◆ Directions for this task ◆
Reproduce all of the data that follows, character for character.

-- Begin --

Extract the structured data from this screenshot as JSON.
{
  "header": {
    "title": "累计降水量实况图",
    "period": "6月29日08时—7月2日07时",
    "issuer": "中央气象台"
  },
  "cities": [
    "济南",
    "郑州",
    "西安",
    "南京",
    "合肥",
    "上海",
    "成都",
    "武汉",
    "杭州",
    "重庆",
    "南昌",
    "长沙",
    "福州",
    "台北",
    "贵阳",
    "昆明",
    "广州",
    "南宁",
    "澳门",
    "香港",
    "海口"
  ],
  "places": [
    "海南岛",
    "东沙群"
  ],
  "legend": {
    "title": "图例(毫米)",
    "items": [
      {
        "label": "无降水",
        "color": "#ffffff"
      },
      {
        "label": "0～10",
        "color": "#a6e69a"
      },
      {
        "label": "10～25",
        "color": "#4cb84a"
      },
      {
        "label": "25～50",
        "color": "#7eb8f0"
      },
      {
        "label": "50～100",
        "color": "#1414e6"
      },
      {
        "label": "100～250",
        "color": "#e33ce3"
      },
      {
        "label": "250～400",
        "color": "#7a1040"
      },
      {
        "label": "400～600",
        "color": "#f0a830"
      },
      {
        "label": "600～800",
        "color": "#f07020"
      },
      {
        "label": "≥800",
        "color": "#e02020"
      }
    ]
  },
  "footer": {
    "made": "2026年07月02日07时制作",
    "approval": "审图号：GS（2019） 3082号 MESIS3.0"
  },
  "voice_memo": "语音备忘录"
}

-- End --

◆ Written answer ◆
Extract the structured data from this screenshot as JSON.
{
  "header": {
    "title": "累计降水量实况图",
    "period": "6月29日08时—7月2日07时",
    "issuer": "中央气象台"
  },
  "cities": [
    "济南",
    "郑州",
    "西安",
    "南京",
    "合肥",
    "上海",
    "成都",
    "武汉",
    "杭州",
    "重庆",
    "南昌",
    "长沙",
    "福州",
    "台北",
    "贵阳",
    "昆明",
    "广州",
    "南宁",
    "澳门",
    "香港",
    "海口"
  ],
  "places": [
    "海南岛",
    "东沙群"
  ],
  "legend": {
    "title": "图例(毫米)",
    "items": [
      {
        "label": "无降水",
        "color": "#ffffff"
      },
      {
        "label": "0～10",
        "color": "#a6e69a"
      },
      {
        "label": "10～25",
        "color": "#4cb84a"
      },
      {
        "label": "25～50",
        "color": "#7eb8f0"
      },
      {
        "label": "50～100",
        "color": "#1414e6"
      },
      {
        "label": "100～250",
        "color": "#e33ce3"
      },
      {
        "label": "250～400",
        "color": "#7a1040"
      },
      {
        "label": "400～600",
        "color": "#f0a830"
      },
      {
        "label": "600～800",
        "color": "#f07020"
      },
      {
        "label": "≥800",
        "color": "#e02020"
      }
    ]
  },
  "footer": {
    "made": "2026年07月02日07时制作",
    "approval": "审图号：GS（2019） 3082号 MESIS3.0"
  },
  "voice_memo": "语音备忘录"
}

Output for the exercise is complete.